RECORDS:
□ □ □ □ □

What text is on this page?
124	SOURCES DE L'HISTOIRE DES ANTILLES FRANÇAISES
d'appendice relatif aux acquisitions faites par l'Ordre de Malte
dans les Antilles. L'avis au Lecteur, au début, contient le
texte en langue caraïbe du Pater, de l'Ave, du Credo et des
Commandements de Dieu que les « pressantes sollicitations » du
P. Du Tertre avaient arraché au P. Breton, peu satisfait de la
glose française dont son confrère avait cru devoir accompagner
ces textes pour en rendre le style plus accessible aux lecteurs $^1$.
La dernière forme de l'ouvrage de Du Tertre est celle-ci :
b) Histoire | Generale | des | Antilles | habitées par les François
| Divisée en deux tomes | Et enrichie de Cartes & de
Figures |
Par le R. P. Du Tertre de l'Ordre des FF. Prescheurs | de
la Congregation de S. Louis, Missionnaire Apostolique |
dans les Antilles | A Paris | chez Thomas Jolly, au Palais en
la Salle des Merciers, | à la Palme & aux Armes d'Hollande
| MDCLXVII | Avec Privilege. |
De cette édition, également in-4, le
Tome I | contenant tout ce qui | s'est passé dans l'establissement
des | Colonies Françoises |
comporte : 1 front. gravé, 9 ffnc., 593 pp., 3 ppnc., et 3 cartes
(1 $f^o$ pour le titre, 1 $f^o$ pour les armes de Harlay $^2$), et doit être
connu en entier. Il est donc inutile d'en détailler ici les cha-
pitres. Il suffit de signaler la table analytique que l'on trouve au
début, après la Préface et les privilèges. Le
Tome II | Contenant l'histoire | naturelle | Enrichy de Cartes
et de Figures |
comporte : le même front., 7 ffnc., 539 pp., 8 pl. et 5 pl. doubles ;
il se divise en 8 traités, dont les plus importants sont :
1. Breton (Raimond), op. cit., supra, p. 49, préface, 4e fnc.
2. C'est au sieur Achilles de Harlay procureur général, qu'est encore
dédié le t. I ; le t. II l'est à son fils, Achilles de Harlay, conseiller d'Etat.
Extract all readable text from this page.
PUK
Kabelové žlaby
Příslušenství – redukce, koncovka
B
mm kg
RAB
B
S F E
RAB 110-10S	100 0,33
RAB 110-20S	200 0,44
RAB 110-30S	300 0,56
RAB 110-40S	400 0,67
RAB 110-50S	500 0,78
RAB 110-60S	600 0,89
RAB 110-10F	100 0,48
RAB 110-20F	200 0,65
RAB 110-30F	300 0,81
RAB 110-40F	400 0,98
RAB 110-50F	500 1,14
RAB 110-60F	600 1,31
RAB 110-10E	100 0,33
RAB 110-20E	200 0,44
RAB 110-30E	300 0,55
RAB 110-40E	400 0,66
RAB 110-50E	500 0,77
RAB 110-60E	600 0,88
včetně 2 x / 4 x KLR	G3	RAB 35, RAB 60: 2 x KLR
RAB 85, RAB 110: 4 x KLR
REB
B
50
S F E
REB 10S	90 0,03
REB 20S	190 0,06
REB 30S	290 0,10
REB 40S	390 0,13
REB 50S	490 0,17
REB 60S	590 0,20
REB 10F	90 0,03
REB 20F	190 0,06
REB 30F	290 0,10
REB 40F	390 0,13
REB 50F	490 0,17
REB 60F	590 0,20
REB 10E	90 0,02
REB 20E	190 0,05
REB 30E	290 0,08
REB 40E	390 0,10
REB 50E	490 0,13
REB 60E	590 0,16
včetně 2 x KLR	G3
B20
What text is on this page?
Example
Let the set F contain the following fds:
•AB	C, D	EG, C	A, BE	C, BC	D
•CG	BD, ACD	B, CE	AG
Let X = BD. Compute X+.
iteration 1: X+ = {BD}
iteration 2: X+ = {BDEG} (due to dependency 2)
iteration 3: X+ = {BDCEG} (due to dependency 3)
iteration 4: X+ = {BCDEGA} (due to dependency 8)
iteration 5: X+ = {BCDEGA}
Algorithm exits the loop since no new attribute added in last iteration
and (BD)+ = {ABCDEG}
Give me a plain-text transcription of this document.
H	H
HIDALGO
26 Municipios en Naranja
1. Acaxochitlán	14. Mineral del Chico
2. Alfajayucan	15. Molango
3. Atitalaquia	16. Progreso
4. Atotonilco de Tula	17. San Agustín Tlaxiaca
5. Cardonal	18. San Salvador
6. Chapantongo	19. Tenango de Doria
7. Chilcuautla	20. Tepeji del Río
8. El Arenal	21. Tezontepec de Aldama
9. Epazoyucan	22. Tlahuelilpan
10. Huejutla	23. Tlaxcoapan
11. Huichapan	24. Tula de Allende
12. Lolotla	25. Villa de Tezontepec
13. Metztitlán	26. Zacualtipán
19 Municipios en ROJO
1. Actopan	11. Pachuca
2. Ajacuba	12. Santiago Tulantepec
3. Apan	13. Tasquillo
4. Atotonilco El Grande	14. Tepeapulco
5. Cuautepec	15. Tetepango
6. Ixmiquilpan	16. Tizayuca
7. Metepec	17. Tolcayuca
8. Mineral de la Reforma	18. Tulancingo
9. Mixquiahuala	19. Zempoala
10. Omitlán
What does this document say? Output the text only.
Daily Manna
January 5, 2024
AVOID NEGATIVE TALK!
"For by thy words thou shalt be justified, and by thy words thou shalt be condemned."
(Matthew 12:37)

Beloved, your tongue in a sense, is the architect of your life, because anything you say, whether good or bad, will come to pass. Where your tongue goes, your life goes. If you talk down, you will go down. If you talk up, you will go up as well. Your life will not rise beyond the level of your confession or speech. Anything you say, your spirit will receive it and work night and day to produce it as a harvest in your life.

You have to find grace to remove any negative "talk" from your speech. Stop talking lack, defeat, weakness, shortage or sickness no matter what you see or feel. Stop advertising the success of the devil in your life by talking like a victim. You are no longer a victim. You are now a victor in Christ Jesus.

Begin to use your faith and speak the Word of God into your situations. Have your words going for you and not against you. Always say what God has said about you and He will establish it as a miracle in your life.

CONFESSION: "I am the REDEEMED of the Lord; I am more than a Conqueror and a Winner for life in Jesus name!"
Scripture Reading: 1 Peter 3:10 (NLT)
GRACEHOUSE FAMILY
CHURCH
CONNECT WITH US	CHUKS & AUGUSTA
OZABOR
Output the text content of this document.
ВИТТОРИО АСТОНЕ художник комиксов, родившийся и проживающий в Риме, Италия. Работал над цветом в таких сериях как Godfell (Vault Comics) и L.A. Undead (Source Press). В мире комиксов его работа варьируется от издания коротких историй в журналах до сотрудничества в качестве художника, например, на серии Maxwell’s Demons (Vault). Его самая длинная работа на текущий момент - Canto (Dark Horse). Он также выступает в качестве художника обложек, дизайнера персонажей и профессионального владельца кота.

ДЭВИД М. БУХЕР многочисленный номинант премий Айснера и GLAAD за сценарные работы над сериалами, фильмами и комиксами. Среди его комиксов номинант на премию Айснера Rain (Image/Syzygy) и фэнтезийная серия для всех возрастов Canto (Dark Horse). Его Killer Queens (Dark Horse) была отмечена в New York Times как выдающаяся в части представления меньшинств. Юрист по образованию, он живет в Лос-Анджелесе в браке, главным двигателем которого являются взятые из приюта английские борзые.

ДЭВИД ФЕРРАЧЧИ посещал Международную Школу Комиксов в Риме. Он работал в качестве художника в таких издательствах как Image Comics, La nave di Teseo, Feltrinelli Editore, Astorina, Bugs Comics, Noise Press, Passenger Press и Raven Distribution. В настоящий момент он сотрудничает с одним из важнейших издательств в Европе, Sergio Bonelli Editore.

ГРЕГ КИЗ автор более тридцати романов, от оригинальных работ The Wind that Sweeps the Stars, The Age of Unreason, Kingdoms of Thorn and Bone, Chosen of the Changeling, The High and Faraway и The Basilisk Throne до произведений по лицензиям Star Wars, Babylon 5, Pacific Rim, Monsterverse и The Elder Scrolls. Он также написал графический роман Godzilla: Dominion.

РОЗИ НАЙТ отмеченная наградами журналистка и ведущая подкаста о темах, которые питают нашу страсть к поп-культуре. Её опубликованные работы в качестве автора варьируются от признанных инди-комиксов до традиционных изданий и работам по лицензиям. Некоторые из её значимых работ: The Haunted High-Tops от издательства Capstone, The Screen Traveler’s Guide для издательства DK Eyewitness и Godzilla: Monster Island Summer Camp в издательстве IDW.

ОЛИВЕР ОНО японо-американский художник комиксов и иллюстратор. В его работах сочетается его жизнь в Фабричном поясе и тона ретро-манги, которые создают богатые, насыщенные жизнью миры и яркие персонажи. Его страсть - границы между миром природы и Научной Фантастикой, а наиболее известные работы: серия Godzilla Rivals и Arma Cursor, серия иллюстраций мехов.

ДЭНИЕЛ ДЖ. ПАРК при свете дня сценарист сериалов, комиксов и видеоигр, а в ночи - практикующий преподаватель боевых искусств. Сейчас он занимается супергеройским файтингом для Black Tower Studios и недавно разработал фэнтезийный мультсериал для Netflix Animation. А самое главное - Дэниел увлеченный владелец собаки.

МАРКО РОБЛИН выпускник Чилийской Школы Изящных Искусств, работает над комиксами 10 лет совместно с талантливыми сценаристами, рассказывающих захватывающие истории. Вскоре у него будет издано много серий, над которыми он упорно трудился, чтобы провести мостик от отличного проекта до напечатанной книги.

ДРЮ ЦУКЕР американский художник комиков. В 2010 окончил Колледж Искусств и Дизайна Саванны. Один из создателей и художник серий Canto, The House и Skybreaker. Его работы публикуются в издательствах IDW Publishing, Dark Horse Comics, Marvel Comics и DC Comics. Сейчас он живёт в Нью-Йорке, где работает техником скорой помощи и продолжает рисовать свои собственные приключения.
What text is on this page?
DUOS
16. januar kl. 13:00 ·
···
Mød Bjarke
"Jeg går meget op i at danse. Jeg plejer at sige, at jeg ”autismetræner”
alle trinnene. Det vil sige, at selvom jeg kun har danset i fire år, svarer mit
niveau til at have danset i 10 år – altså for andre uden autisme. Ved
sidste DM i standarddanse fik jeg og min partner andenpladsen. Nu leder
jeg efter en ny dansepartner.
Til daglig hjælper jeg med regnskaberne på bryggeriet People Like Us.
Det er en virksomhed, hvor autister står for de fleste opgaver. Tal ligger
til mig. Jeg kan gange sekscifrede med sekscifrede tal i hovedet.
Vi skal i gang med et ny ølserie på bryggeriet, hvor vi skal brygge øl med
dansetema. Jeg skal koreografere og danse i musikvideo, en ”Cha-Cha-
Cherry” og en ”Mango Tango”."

□ □ □ □ □

For the records above, state how many lines include the string "Jesus", giving the number and nothing else.

2